____ Text provided

The L1SLOAD precompile allows smart contracts to read a L1 storage slots without providing Merkle Inclusion Proofs. The L2 protocol is required to provide the correct storage value on Ethereum and constrains the precompile in its proofs (fraud proofs and zk proofs).

The introduciton of L1SLOAD precompile lifts the needs for dapps to provide the Merkle Inclusion proof and thus reduces the tx data size and tx building complexity. More importantly, it saves the gas cost of verifying the Merkle path in the smart contract.

Specification

We propose adding a precompiled contract L1SLOAD at address 0x101. The gas price is set to 4000 temporarily.

The inputs to L1SLOAD are the L1 block number, contract address, and the storage key. The output is the storage value at the designated L1 block number.

Inputs

Byte range Name Description
[0: 31] (32 bytes) l1BlockNumber The L1 block number
[32: 51] (20 bytes) address The contract address
[52: 83] (32 bytes) key The storage key

Requirement:

Output

Byte range Name Description
[0: 31] (32 bytes) value The storage value at the L1 block number

If the input is invalid, the gas provided is consumed and there is no return data, indicating a precompile contract error. If not enough gas was given, there is no return data.

________

§ **Work request**
Write out the L1SLOAD precompile description from "We propose adding" up to and including "L1 block number.", keeping its wording and punctuation unchanged.

____ Given data

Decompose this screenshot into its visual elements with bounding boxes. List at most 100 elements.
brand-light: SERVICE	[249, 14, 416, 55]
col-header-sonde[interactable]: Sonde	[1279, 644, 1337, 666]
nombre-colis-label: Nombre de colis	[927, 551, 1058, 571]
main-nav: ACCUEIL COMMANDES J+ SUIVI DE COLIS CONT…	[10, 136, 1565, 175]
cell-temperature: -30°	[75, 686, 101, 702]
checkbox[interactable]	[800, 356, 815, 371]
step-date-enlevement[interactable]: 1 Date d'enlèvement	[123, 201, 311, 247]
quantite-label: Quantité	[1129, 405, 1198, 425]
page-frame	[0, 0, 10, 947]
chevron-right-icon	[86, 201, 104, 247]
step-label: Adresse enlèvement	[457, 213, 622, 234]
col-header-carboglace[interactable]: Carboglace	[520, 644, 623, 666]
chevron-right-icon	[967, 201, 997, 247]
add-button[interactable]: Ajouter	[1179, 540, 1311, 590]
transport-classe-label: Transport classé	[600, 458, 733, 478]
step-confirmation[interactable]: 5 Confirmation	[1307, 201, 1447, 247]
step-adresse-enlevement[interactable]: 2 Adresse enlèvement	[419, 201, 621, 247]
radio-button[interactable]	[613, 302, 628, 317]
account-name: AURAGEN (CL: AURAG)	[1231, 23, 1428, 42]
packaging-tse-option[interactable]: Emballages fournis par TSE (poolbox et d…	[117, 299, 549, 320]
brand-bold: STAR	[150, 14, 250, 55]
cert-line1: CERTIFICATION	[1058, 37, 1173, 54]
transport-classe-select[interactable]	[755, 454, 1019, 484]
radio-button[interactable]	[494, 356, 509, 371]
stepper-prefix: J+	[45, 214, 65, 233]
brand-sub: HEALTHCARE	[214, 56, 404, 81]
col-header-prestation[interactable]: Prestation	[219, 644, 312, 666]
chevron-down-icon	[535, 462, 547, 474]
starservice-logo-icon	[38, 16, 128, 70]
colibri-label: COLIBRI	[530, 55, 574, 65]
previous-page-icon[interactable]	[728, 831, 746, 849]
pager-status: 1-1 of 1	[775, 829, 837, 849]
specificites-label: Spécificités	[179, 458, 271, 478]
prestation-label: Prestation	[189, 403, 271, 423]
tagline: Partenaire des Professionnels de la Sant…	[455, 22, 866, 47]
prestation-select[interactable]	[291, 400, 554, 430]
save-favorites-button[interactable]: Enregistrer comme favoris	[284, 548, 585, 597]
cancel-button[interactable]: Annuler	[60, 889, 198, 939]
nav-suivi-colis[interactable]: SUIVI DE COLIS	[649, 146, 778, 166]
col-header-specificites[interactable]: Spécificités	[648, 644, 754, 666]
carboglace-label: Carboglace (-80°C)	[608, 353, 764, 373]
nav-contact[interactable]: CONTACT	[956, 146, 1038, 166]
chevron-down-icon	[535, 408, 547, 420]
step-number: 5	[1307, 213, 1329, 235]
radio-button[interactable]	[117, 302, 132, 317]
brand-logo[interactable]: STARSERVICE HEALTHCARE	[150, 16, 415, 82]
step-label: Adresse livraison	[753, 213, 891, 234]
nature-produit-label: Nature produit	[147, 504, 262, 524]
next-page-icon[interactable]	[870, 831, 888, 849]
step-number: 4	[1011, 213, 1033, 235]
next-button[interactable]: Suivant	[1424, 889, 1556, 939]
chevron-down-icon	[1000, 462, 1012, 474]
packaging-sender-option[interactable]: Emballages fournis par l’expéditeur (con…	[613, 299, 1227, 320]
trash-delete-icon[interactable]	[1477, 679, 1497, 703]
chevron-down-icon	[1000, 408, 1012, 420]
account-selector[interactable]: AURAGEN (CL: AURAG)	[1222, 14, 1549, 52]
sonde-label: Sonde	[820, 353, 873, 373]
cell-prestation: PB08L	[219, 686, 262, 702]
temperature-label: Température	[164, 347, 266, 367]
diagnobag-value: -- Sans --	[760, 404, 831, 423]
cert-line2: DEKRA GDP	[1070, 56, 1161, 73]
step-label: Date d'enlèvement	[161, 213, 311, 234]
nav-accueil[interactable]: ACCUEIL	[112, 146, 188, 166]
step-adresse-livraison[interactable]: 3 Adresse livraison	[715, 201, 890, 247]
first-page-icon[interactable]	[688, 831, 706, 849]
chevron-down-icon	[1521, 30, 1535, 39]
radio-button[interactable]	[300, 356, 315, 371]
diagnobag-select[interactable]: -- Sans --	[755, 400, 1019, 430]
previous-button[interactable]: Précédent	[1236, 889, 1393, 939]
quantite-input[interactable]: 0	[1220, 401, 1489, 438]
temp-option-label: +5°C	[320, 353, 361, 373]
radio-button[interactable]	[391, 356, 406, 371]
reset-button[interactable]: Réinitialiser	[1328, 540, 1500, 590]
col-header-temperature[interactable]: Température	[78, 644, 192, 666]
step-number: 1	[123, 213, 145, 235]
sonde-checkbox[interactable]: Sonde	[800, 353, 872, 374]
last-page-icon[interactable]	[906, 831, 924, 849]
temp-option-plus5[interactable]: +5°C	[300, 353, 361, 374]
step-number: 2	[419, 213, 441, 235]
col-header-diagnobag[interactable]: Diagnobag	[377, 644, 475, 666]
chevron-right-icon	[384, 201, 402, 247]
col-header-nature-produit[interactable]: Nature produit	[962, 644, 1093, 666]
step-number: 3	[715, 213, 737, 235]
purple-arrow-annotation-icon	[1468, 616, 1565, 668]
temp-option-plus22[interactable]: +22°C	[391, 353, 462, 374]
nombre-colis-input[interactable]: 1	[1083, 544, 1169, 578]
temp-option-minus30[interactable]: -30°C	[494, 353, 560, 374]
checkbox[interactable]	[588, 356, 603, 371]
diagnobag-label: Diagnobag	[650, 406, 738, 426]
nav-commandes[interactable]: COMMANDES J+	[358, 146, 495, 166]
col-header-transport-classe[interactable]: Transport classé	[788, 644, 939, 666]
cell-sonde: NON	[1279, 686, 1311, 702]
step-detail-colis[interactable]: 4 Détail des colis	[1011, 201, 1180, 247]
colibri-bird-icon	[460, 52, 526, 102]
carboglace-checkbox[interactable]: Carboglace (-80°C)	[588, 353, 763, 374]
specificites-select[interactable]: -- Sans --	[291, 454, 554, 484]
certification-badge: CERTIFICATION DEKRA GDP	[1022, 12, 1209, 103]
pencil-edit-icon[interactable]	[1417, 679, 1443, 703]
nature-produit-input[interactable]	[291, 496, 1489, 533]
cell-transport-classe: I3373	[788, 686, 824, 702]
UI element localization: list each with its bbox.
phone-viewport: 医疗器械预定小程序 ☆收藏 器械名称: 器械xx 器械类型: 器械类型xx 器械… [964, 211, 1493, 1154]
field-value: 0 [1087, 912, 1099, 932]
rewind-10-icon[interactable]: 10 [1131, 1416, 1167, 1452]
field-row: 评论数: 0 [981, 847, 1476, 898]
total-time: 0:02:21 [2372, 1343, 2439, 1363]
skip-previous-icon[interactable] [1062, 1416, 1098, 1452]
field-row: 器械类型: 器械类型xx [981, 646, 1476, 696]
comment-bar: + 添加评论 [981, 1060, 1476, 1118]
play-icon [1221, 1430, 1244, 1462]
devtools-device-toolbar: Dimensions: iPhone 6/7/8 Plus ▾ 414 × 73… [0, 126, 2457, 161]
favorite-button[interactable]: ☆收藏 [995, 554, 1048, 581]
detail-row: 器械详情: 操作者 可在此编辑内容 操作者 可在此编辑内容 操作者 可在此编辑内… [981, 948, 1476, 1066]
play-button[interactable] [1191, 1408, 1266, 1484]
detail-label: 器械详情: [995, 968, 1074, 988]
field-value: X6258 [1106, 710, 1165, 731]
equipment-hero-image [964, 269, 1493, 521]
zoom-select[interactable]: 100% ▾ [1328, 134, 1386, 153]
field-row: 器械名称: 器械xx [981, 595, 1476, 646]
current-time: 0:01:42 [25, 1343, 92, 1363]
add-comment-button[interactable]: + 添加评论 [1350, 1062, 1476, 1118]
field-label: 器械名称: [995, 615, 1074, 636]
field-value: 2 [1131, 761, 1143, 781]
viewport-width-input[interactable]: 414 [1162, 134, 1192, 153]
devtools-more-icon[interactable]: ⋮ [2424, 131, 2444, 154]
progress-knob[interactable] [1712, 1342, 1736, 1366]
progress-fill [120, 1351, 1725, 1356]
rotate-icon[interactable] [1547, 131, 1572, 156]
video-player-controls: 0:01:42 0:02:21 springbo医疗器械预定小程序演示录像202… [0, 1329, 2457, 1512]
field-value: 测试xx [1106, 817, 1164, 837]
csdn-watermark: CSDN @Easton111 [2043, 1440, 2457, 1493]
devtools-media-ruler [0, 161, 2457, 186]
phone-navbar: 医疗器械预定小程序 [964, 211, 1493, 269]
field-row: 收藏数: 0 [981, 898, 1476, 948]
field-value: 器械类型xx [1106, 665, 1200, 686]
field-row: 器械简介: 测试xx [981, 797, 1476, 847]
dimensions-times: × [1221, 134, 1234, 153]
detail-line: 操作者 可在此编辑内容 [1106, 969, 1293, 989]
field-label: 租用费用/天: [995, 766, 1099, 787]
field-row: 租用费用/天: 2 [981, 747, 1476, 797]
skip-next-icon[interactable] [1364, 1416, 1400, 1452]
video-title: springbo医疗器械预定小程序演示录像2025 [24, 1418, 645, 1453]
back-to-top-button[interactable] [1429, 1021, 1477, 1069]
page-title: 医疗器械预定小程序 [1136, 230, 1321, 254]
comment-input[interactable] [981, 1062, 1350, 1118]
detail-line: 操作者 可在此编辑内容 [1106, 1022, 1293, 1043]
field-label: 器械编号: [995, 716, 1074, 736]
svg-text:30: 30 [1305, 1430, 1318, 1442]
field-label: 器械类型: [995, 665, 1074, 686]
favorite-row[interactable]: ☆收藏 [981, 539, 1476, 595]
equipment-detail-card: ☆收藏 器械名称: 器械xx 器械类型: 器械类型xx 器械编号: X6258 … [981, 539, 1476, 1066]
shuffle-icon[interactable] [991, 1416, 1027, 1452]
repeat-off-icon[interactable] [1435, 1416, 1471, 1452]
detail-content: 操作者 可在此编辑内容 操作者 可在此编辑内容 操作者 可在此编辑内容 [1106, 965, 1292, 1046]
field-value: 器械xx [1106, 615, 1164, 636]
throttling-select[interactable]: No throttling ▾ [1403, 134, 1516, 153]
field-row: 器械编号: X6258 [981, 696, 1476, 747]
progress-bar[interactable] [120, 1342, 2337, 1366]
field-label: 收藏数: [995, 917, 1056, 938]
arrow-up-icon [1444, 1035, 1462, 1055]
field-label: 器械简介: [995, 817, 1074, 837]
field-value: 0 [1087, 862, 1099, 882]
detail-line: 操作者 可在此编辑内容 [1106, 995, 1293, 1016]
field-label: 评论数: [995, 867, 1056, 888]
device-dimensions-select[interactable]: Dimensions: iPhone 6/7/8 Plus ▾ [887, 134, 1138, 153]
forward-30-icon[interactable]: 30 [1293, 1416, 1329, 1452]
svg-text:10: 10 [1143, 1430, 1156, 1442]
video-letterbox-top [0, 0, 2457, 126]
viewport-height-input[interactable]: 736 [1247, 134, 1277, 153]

________

§ **Exercise result**
We propose adding a precompiled contract L1SLOAD at address 0x101. The gas price is set to 4000 temporarily.

The inputs to L1SLOAD are the L1 block number, contract address, and the storage key. The output is the storage value at the designated L1 block number.